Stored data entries
- - -

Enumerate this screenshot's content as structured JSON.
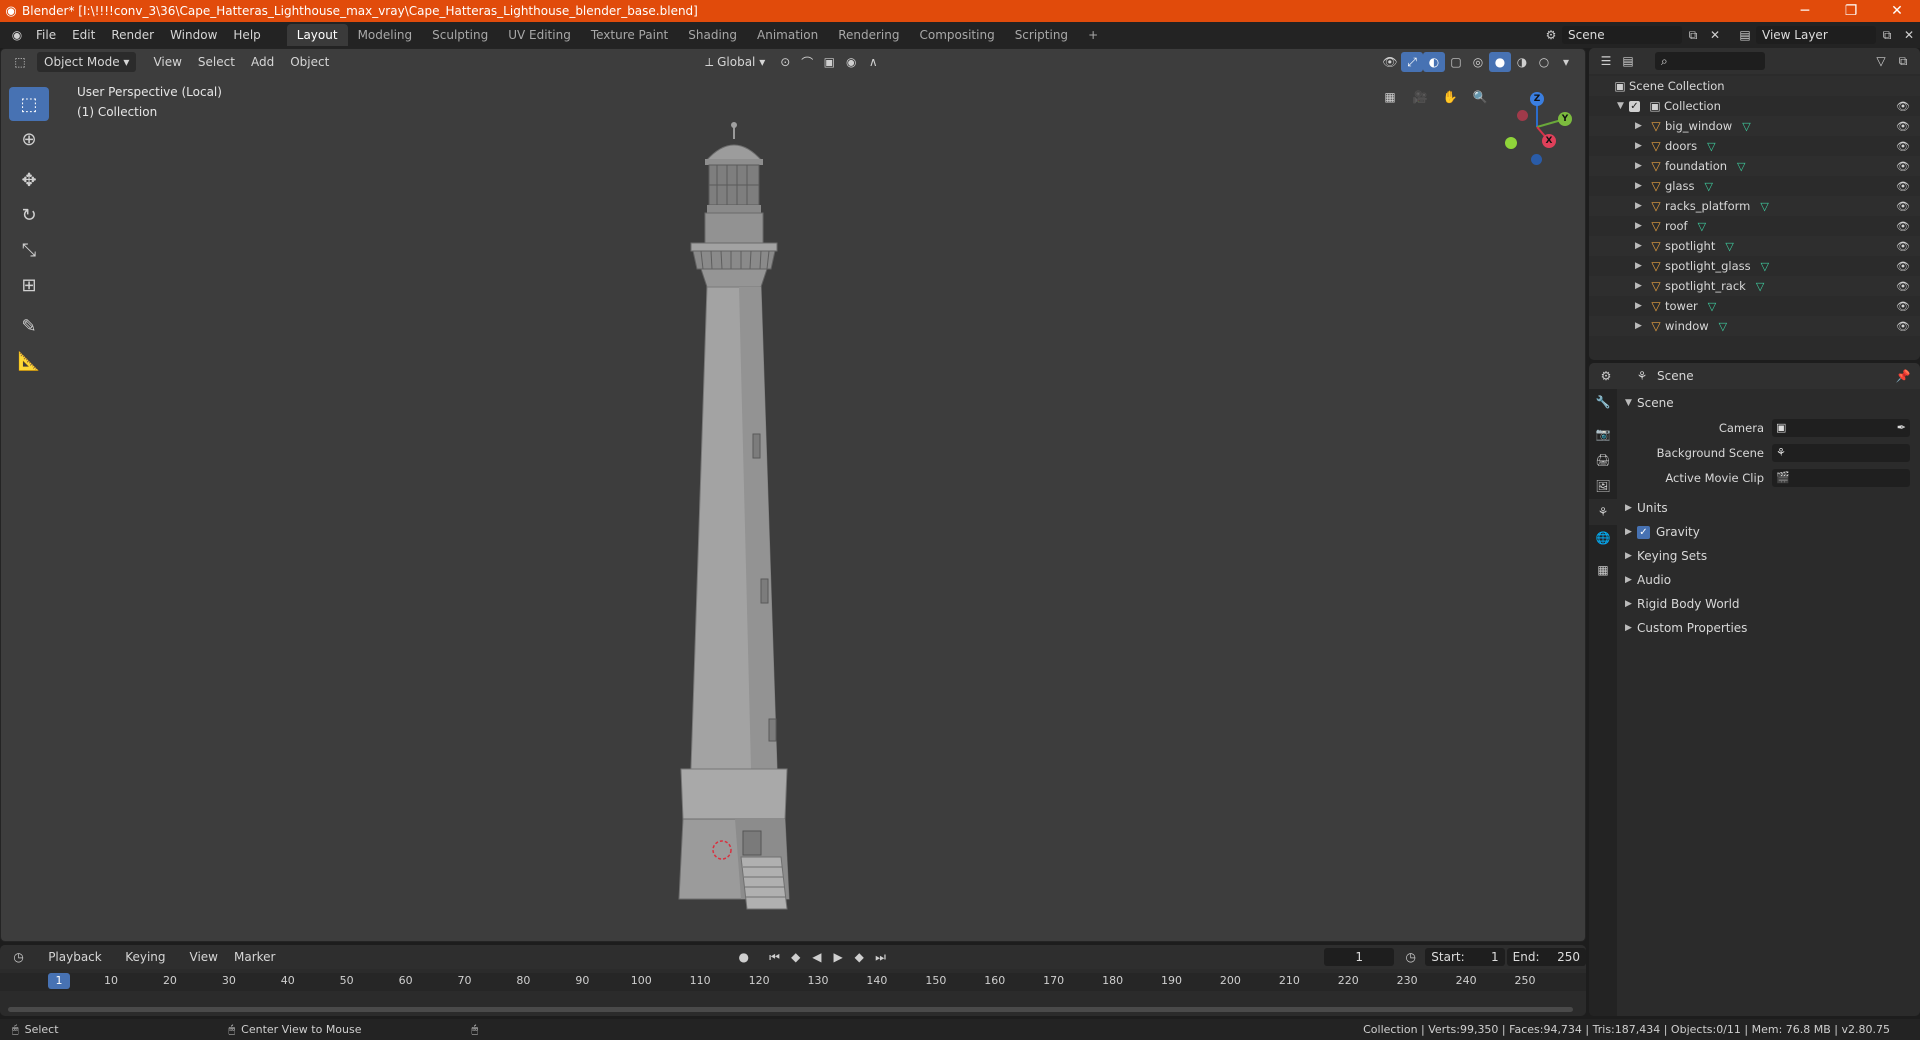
{
  "window": {
    "title": "Blender* [I:\\!!!!conv_3\\36\\Cape_Hatteras_Lighthouse_max_vray\\Cape_Hatteras_Lighthouse_blender_base.blend]",
    "minimize": "─",
    "maximize": "❐",
    "close": "✕"
  },
  "menus": [
    "File",
    "Edit",
    "Render",
    "Window",
    "Help"
  ],
  "workspaces": [
    "Layout",
    "Modeling",
    "Sculpting",
    "UV Editing",
    "Texture Paint",
    "Shading",
    "Animation",
    "Rendering",
    "Compositing",
    "Scripting"
  ],
  "add_workspace": "+",
  "scene_selector": {
    "value": "Scene"
  },
  "view_layer_selector": {
    "value": "View Layer"
  },
  "viewport": {
    "mode": "Object Mode",
    "menus": [
      "View",
      "Select",
      "Add",
      "Object"
    ],
    "orientation": "Global",
    "view_name": "User Perspective (Local)",
    "collection_label": "(1) Collection",
    "gizmo": {
      "z": "Z",
      "y": "Y",
      "x": "X"
    }
  },
  "outliner": {
    "root": "Scene Collection",
    "collection": "Collection",
    "objects": [
      "big_window",
      "doors",
      "foundation",
      "glass",
      "racks_platform",
      "roof",
      "spotlight",
      "spotlight_glass",
      "spotlight_rack",
      "tower",
      "window"
    ]
  },
  "properties": {
    "context": "Scene",
    "panel": "Scene",
    "fields": [
      {
        "label": "Camera"
      },
      {
        "label": "Background Scene"
      },
      {
        "label": "Active Movie Clip"
      }
    ],
    "subpanels": [
      "Units",
      "Gravity",
      "Keying Sets",
      "Audio",
      "Rigid Body World",
      "Custom Properties"
    ],
    "gravity_enabled": true
  },
  "timeline": {
    "menus": [
      "Playback",
      "Keying",
      "View",
      "Marker"
    ],
    "current_frame": "1",
    "start_label": "Start:",
    "start": "1",
    "end_label": "End:",
    "end": "250",
    "ticks": [
      "10",
      "20",
      "30",
      "40",
      "50",
      "60",
      "70",
      "80",
      "90",
      "100",
      "110",
      "120",
      "130",
      "140",
      "150",
      "160",
      "170",
      "180",
      "190",
      "200",
      "210",
      "220",
      "230",
      "240",
      "250"
    ]
  },
  "statusbar": {
    "select": "Select",
    "center_view": "Center View to Mouse",
    "stats": "Collection | Verts:99,350 | Faces:94,734 | Tris:187,434 | Objects:0/11 | Mem: 76.8 MB | v2.80.75"
  },
  "colors": {
    "titlebar": "#e14b0b",
    "accent": "#4772b3",
    "viewport_bg": "#3d3d3d",
    "object_icon": "#e7a040",
    "mesh_icon": "#3fcfa0"
  }
}
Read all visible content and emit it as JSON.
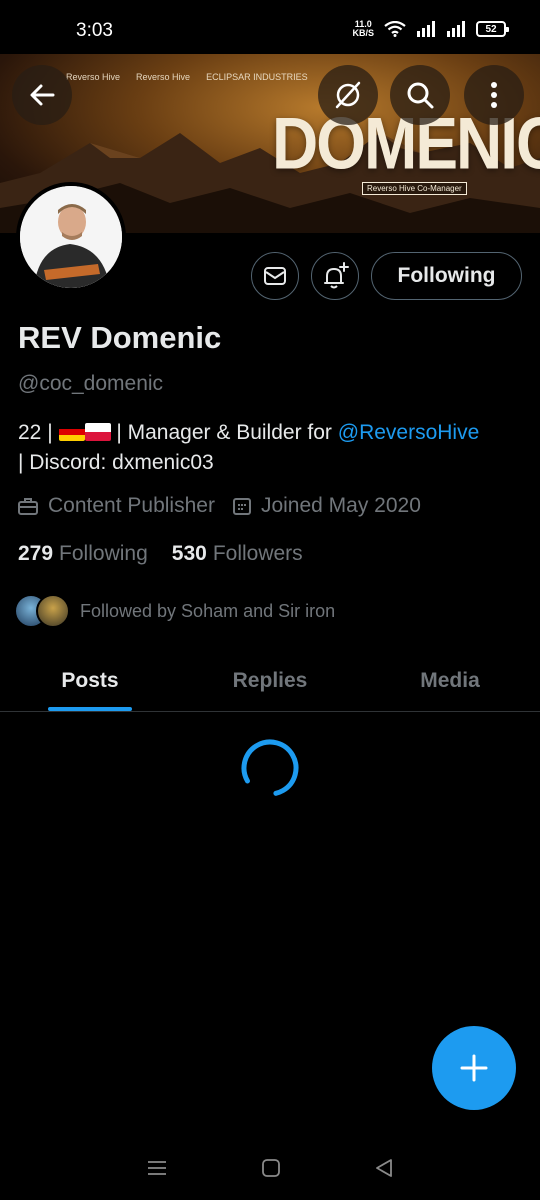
{
  "status_bar": {
    "time": "3:03",
    "net_speed_value": "11.0",
    "net_speed_unit": "KB/S",
    "battery": "52"
  },
  "banner": {
    "brands": [
      "Reverso Hive",
      "Reverso Hive",
      "ECLIPSAR INDUSTRIES"
    ],
    "title": "DOMENIC",
    "subtitle": "Reverso Hive Co-Manager"
  },
  "header_actions": {
    "back_icon": "arrow-left-icon",
    "grok_icon": "grok-icon",
    "search_icon": "search-icon",
    "more_icon": "more-vertical-icon"
  },
  "profile_actions": {
    "message_icon": "envelope-icon",
    "notify_icon": "bell-plus-icon",
    "following_label": "Following"
  },
  "profile": {
    "display_name": "REV Domenic",
    "handle": "@coc_domenic",
    "bio_prefix": "22 |",
    "bio_middle": "| Manager & Builder for",
    "bio_link": "@ReversoHive",
    "bio_suffix": "| Discord: dxmenic03",
    "category": "Content Publisher",
    "joined": "Joined May 2020",
    "following_count": "279",
    "following_label": "Following",
    "followers_count": "530",
    "followers_label": "Followers",
    "followed_by": "Followed by Soham and Sir iron"
  },
  "tabs": [
    {
      "label": "Posts",
      "active": true
    },
    {
      "label": "Replies",
      "active": false
    },
    {
      "label": "Media",
      "active": false
    }
  ],
  "colors": {
    "accent": "#1d9bf0",
    "background": "#000000",
    "muted": "#71767b"
  }
}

- - -

#### Stated task
Every record above should come back exactly, but without its pictures.

#### Response to this task
Enumerate this screenshot's content as structured JSON.
{
  "window": {
    "title": "Blender* [I:\\!!!!conv_3\\36\\Cape_Hatteras_Lighthouse_max_vray\\Cape_Hatteras_Lighthouse_blender_base.blend]",
    "minimize": "─",
    "maximize": "❐",
    "close": "✕"
  },
  "menus": [
    "File",
    "Edit",
    "Render",
    "Window",
    "Help"
  ],
  "workspaces": [
    "Layout",
    "Modeling",
    "Sculpting",
    "UV Editing",
    "Texture Paint",
    "Shading",
    "Animation",
    "Rendering",
    "Compositing",
    "Scripting"
  ],
  "add_workspace": "+",
  "scene_selector": {
    "value": "Scene"
  },
  "view_layer_selector": {
    "value": "View Layer"
  },
  "viewport": {
    "mode": "Object Mode",
    "menus": [
      "View",
      "Select",
      "Add",
      "Object"
    ],
    "orientation": "Global",
    "view_name": "User Perspective (Local)",
    "collection_label": "(1) Collection",
    "gizmo": {
      "z": "Z",
      "y": "Y",
      "x": "X"
    }
  },
  "outliner": {
    "root": "Scene Collection",
    "collection": "Collection",
    "objects": [
      "big_window",
      "doors",
      "foundation",
      "glass",
      "racks_platform",
      "roof",
      "spotlight",
      "spotlight_glass",
      "spotlight_rack",
      "tower",
      "window"
    ]
  },
  "properties": {
    "context": "Scene",
    "panel": "Scene",
    "fields": [
      {
        "label": "Camera"
      },
      {
        "label": "Background Scene"
      },
      {
        "label": "Active Movie Clip"
      }
    ],
    "subpanels": [
      "Units",
      "Gravity",
      "Keying Sets",
      "Audio",
      "Rigid Body World",
      "Custom Properties"
    ],
    "gravity_enabled": true
  },
  "timeline": {
    "menus": [
      "Playback",
      "Keying",
      "View",
      "Marker"
    ],
    "current_frame": "1",
    "start_label": "Start:",
    "start": "1",
    "end_label": "End:",
    "end": "250",
    "ticks": [
      "10",
      "20",
      "30",
      "40",
      "50",
      "60",
      "70",
      "80",
      "90",
      "100",
      "110",
      "120",
      "130",
      "140",
      "150",
      "160",
      "170",
      "180",
      "190",
      "200",
      "210",
      "220",
      "230",
      "240",
      "250"
    ]
  },
  "statusbar": {
    "select": "Select",
    "center_view": "Center View to Mouse",
    "stats": "Collection | Verts:99,350 | Faces:94,734 | Tris:187,434 | Objects:0/11 | Mem: 76.8 MB | v2.80.75"
  },
  "colors": {
    "titlebar": "#e14b0b",
    "accent": "#4772b3",
    "viewport_bg": "#3d3d3d",
    "object_icon": "#e7a040",
    "mesh_icon": "#3fcfa0"
  }
}
Read all visible content and emit it as JSON.
{
  "status_bar": {
    "time": "3:03",
    "net_speed_value": "11.0",
    "net_speed_unit": "KB/S",
    "battery": "52"
  },
  "banner": {
    "brands": [
      "Reverso Hive",
      "Reverso Hive",
      "ECLIPSAR INDUSTRIES"
    ],
    "title": "DOMENIC",
    "subtitle": "Reverso Hive Co-Manager"
  },
  "header_actions": {
    "back_icon": "arrow-left-icon",
    "grok_icon": "grok-icon",
    "search_icon": "search-icon",
    "more_icon": "more-vertical-icon"
  },
  "profile_actions": {
    "message_icon": "envelope-icon",
    "notify_icon": "bell-plus-icon",
    "following_label": "Following"
  },
  "profile": {
    "display_name": "REV Domenic",
    "handle": "@coc_domenic",
    "bio_prefix": "22 |",
    "bio_middle": "| Manager & Builder for",
    "bio_link": "@ReversoHive",
    "bio_suffix": "| Discord: dxmenic03",
    "category": "Content Publisher",
    "joined": "Joined May 2020",
    "following_count": "279",
    "following_label": "Following",
    "followers_count": "530",
    "followers_label": "Followers",
    "followed_by": "Followed by Soham and Sir iron"
  },
  "tabs": [
    {
      "label": "Posts",
      "active": true
    },
    {
      "label": "Replies",
      "active": false
    },
    {
      "label": "Media",
      "active": false
    }
  ],
  "colors": {
    "accent": "#1d9bf0",
    "background": "#000000",
    "muted": "#71767b"
  }
}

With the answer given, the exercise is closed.